Entries:
-- start --
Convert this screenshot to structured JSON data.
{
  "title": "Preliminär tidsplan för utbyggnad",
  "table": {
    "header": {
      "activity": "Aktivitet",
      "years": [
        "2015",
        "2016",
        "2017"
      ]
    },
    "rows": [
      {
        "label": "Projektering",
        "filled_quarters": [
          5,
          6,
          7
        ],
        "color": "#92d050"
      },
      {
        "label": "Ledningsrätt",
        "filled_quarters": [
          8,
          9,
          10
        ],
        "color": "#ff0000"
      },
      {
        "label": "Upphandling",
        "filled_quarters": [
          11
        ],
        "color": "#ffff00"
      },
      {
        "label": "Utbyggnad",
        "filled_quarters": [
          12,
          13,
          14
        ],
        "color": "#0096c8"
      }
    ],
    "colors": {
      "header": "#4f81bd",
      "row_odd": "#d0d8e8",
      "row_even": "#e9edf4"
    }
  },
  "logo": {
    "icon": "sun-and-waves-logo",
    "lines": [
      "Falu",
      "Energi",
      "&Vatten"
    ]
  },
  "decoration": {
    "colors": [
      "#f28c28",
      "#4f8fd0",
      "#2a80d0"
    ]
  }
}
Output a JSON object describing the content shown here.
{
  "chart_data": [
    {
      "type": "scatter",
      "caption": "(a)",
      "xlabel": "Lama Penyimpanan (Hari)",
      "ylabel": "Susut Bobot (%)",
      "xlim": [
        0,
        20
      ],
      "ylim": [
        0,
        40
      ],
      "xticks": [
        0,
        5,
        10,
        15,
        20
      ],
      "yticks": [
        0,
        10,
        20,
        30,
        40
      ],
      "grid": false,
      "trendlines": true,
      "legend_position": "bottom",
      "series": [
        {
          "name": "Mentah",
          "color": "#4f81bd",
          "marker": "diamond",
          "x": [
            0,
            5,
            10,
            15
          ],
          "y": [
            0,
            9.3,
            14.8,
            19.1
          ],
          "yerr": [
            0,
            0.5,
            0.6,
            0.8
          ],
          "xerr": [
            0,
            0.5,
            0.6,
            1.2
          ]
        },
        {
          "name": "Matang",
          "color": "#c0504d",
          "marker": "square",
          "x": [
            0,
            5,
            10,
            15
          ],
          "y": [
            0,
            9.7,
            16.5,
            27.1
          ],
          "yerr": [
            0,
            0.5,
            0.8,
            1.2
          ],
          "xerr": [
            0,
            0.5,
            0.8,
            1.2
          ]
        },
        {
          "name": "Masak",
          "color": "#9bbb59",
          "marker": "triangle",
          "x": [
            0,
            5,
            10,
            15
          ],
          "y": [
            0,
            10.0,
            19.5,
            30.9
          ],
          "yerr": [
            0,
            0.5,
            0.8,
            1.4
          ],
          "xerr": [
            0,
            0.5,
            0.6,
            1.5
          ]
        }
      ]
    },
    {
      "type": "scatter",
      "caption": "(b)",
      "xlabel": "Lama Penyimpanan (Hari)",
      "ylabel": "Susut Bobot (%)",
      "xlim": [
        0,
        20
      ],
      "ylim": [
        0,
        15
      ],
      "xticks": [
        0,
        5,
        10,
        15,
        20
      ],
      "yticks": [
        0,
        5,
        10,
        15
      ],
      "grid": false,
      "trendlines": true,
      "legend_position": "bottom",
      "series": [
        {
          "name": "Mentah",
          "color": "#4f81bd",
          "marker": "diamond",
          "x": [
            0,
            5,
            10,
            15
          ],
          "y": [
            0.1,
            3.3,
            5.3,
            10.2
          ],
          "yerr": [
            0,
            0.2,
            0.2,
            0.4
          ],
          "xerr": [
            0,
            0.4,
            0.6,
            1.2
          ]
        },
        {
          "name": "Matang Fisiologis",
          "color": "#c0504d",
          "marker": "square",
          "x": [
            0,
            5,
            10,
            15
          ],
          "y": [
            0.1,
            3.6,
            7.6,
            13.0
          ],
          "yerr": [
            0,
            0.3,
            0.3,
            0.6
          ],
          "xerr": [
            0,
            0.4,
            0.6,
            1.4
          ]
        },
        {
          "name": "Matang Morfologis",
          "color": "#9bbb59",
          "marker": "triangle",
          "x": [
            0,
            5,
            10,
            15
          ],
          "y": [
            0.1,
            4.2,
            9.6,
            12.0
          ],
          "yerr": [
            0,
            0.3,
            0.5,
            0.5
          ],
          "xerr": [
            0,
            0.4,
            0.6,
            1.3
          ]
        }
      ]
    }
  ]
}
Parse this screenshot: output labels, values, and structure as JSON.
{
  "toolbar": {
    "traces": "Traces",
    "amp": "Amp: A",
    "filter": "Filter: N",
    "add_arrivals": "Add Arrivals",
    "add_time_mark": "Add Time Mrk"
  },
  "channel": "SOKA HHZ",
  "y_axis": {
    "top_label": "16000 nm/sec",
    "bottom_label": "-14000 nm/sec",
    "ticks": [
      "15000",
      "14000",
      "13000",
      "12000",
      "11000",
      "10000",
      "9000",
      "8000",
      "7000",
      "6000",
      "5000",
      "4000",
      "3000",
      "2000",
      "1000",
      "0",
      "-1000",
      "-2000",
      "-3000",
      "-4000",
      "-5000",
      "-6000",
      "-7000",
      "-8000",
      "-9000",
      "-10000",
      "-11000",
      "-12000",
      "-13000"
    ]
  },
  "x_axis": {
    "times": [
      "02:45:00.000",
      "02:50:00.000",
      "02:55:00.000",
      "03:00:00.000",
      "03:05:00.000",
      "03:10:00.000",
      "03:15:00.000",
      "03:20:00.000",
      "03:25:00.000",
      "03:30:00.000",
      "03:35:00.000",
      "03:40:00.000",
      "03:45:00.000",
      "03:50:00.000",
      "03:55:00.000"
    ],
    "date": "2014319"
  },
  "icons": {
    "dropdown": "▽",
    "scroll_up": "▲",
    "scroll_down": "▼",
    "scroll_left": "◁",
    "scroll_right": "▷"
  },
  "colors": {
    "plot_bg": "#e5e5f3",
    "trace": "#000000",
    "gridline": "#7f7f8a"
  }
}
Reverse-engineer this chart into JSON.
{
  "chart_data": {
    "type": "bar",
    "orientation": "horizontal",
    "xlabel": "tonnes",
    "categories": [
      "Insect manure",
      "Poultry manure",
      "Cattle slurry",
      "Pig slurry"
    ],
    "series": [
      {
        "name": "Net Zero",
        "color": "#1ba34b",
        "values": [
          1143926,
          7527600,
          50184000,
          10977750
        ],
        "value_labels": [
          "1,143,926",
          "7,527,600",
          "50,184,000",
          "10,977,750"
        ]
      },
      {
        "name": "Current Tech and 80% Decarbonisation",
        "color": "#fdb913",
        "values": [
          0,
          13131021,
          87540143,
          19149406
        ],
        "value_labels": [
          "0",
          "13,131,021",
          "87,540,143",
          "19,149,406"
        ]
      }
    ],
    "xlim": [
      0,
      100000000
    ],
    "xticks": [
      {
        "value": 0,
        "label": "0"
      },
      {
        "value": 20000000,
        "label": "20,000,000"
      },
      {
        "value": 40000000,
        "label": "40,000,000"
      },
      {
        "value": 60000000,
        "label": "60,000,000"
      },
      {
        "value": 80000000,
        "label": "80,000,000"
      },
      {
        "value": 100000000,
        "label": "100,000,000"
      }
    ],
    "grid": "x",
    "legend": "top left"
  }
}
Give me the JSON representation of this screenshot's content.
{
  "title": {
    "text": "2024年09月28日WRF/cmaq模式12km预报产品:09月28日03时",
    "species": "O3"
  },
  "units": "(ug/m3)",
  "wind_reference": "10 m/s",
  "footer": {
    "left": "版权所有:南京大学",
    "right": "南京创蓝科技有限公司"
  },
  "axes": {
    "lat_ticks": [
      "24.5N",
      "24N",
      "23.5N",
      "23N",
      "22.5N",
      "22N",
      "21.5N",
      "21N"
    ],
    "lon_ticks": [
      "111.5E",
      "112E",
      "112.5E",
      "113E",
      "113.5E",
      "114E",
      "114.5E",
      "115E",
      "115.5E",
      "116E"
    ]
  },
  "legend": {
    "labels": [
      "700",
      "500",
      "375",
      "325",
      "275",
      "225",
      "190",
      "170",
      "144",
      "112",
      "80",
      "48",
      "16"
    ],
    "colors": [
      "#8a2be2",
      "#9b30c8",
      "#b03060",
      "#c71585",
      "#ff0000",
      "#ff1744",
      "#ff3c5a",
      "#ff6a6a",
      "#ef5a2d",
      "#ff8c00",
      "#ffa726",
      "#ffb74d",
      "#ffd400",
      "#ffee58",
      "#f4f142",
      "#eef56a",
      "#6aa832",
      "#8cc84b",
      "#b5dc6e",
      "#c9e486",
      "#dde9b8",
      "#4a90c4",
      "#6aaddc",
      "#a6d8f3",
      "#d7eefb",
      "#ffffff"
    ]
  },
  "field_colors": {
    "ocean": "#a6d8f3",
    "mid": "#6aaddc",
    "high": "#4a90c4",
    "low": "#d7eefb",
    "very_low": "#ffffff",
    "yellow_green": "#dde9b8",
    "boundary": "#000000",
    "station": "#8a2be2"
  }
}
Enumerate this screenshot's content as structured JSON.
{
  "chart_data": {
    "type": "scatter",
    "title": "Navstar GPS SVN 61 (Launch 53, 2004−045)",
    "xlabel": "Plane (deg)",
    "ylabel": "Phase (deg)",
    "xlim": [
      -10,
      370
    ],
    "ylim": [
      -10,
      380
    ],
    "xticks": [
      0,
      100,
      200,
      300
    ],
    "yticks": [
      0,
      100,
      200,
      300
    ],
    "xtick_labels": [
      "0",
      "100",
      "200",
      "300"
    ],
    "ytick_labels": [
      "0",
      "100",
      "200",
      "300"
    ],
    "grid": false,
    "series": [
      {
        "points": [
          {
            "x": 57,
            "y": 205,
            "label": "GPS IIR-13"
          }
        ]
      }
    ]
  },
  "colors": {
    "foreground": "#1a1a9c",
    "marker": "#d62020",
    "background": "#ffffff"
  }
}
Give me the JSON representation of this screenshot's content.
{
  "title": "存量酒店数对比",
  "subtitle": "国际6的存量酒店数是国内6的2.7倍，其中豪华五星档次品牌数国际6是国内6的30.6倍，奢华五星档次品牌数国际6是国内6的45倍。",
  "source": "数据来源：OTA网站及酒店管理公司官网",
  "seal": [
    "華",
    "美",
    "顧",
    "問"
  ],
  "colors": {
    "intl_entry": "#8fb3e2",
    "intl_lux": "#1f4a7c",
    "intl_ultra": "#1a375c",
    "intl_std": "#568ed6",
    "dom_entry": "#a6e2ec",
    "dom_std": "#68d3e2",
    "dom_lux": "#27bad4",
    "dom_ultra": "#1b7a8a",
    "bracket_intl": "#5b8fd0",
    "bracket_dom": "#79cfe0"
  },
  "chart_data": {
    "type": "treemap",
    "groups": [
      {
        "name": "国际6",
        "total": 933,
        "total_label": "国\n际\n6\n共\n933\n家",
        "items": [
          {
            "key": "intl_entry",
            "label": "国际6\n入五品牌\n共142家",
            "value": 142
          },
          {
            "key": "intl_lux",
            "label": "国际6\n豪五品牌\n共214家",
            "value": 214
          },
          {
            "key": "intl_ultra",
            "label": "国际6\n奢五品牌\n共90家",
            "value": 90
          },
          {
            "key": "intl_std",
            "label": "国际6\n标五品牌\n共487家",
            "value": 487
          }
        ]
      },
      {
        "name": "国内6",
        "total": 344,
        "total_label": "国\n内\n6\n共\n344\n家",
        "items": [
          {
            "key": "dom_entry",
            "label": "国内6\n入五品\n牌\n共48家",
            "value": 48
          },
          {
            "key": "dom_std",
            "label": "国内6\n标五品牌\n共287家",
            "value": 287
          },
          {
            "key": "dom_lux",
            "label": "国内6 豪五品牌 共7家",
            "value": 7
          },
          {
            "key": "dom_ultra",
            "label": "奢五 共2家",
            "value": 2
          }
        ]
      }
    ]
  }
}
-- end --
Instruction: Extract all lines that hold the word "ffffff".

Task response:
      "#ffffff"
    "very_low": "#ffffff",
    "background": "#ffffff"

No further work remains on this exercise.